((
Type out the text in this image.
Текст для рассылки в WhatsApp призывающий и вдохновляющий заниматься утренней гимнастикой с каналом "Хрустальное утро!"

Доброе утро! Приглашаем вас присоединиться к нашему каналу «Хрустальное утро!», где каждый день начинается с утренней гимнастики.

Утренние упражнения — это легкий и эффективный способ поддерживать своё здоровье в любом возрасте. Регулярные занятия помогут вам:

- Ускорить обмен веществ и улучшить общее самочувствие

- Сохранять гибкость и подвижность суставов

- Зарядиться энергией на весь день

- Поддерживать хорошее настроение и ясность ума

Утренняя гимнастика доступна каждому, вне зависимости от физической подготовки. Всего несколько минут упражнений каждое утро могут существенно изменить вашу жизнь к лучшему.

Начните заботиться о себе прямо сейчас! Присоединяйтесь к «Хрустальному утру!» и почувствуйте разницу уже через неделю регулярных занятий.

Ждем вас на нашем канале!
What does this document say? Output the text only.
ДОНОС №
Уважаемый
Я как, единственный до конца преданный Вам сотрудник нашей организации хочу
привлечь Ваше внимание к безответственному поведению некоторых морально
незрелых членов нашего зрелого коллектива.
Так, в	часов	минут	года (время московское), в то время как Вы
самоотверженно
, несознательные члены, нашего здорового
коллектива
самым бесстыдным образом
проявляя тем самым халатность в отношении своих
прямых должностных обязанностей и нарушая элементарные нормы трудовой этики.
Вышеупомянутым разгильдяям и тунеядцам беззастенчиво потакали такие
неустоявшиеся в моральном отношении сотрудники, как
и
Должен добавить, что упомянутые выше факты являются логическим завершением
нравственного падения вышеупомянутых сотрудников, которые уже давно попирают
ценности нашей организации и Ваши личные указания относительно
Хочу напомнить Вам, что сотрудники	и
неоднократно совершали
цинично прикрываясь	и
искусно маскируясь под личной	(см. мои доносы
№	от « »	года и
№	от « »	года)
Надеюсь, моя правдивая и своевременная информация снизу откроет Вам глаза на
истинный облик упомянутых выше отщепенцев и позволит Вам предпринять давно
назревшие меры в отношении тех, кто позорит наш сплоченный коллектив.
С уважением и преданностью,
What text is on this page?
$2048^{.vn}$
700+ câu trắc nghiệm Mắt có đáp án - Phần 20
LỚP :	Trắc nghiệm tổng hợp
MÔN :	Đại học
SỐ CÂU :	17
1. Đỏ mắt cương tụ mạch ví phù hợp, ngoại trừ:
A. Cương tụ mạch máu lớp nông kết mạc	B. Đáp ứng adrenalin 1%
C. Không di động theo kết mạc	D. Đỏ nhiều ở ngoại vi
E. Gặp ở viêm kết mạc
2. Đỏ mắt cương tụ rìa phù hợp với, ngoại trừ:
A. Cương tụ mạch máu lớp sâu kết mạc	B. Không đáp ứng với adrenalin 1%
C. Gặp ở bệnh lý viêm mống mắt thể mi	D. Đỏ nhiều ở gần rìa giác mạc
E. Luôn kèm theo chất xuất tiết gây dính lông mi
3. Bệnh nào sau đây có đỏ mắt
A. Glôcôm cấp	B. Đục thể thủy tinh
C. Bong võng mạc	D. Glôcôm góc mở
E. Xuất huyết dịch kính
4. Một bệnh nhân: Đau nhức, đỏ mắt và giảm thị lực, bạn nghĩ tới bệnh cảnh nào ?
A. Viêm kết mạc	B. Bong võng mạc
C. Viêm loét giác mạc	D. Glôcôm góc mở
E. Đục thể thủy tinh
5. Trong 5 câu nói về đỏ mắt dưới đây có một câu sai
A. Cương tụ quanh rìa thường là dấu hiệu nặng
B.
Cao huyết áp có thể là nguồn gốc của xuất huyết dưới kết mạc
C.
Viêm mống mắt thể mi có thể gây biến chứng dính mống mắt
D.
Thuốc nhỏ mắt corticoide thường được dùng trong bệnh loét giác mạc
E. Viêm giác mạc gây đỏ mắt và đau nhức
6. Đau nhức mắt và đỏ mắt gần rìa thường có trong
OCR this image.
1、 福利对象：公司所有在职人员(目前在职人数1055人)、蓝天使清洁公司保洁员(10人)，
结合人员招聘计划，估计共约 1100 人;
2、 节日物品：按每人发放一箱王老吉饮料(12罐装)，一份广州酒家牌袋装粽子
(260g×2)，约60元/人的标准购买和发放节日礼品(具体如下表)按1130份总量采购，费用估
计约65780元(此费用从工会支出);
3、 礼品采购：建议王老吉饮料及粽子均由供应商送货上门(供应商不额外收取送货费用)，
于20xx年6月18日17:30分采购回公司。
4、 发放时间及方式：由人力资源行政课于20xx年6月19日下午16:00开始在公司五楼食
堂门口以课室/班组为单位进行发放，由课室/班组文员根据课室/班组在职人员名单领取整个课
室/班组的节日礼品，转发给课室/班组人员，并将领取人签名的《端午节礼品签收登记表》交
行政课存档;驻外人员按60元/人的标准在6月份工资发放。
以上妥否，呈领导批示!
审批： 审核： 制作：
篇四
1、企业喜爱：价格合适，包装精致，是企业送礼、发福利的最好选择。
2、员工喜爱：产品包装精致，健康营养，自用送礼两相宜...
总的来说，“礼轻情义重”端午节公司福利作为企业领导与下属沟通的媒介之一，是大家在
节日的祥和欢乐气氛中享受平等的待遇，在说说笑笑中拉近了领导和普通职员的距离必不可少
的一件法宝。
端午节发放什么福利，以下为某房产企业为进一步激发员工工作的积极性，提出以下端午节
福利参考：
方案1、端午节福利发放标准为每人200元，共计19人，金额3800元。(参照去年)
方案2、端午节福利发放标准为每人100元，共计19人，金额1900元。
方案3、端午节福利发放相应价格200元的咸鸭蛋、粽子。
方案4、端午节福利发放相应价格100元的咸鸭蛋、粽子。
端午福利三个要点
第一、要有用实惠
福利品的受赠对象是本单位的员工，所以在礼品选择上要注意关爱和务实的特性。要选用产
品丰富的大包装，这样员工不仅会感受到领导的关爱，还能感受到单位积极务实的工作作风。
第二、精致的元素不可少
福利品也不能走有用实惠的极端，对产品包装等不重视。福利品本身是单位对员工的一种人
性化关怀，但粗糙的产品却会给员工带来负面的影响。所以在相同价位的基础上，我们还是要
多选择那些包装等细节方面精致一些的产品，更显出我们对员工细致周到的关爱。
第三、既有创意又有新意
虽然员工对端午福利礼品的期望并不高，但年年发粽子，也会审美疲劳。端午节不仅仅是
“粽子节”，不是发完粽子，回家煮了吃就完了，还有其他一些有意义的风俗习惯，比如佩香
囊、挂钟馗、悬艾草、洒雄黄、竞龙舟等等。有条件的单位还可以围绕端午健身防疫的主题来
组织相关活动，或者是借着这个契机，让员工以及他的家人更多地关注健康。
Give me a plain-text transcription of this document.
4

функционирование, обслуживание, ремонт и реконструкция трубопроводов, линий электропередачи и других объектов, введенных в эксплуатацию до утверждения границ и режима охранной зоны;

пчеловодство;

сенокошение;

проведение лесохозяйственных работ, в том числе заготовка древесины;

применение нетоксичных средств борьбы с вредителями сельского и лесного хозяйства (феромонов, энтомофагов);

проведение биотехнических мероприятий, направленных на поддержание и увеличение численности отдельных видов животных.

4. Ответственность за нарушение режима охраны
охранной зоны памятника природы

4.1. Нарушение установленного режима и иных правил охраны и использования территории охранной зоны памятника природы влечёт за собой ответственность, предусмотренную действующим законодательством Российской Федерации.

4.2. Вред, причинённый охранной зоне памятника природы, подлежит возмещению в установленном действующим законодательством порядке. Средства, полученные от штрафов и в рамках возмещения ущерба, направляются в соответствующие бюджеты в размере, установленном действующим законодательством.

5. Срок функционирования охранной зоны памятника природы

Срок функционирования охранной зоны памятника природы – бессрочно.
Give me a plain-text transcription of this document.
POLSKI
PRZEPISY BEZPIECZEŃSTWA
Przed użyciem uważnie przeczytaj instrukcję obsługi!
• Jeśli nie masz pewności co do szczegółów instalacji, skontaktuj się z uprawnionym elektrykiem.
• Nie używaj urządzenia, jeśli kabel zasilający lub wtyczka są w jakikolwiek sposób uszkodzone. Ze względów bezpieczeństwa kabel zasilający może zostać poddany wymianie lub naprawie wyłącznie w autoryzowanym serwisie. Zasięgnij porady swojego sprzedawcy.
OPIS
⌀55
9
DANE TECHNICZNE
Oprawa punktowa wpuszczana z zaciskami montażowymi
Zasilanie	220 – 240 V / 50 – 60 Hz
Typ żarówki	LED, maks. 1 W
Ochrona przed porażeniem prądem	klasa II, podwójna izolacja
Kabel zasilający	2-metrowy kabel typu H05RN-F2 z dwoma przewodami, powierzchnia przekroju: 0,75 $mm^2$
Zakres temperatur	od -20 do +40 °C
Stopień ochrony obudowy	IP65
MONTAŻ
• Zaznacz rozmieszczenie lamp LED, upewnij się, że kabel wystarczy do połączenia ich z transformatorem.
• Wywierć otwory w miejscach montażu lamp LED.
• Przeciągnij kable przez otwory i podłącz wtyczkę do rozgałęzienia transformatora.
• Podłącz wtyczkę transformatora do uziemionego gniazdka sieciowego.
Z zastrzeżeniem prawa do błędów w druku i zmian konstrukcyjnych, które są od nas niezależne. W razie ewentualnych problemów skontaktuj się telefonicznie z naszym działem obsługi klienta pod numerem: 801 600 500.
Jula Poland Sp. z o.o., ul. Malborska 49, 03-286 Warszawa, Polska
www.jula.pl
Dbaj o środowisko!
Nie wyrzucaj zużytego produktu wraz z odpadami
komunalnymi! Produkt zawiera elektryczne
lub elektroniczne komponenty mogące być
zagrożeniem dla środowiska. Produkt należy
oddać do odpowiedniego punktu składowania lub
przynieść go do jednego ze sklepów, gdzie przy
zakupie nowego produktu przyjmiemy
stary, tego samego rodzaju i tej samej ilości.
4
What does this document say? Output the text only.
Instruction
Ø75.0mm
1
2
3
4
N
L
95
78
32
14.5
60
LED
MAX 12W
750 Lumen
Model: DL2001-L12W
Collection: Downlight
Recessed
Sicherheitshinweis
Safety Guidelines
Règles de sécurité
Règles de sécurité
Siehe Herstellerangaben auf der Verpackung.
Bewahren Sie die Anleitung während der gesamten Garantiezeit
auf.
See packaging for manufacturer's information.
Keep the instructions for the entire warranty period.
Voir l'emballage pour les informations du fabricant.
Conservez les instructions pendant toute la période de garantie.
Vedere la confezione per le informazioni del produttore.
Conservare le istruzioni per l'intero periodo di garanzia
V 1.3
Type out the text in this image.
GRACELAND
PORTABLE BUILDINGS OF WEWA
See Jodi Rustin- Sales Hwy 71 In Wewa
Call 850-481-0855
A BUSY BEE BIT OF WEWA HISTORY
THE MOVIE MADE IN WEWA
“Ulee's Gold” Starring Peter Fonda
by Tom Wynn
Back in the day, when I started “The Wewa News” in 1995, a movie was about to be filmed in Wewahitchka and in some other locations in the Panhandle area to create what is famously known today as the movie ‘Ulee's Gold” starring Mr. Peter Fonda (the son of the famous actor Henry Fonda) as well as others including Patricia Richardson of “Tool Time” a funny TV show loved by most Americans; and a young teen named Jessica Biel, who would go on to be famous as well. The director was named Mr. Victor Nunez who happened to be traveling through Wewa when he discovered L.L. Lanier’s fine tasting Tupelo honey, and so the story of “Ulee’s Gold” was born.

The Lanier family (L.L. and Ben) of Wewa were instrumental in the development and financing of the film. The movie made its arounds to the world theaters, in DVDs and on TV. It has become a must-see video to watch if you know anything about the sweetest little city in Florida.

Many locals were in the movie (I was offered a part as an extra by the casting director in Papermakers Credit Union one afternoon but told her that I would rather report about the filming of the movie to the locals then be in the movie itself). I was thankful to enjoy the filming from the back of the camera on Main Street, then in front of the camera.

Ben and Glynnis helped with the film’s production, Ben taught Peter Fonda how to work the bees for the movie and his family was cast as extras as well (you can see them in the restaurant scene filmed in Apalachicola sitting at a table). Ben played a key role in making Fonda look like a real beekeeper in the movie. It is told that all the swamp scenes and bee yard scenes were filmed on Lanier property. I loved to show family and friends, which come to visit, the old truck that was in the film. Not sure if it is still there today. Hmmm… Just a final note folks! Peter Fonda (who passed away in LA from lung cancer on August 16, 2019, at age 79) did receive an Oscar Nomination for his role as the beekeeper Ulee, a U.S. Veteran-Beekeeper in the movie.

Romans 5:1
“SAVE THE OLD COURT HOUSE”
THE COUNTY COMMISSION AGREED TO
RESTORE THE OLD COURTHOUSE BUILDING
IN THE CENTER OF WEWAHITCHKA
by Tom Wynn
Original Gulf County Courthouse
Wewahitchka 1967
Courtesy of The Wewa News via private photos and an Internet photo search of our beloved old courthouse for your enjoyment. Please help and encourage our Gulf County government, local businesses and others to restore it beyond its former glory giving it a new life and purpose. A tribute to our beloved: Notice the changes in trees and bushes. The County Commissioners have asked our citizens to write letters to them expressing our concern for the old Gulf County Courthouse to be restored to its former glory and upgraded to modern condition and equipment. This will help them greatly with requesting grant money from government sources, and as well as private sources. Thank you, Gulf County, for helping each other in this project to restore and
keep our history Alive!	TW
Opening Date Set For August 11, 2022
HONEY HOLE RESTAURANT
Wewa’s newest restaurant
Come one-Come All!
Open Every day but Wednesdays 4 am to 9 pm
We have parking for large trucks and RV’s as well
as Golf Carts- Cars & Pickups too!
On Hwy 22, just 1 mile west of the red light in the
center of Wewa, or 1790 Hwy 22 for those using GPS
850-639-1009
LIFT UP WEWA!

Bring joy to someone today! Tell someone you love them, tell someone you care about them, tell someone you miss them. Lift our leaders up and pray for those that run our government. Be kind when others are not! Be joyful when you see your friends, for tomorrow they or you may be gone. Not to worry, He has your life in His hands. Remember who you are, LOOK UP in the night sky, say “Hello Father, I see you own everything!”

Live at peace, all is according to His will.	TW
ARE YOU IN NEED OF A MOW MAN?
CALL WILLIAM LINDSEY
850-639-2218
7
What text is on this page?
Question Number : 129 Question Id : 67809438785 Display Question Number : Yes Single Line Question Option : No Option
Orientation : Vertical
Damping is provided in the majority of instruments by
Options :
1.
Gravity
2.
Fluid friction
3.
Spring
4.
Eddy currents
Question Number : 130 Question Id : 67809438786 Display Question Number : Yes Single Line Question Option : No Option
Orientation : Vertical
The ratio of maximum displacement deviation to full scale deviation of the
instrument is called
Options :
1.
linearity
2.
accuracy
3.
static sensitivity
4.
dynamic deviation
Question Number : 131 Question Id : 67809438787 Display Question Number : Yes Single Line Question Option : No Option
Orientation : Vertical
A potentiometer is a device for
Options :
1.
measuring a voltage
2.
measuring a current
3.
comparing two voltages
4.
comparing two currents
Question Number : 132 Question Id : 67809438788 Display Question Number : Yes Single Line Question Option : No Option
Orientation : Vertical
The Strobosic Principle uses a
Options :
))
Read the data above and pull out each line that holds the string "отношении".

проявляя тем самым халатность в отношении своих
неустоявшиеся в моральном отношении сотрудники, как
назревшие меры в отношении тех, кто позорит наш сплоченный коллектив.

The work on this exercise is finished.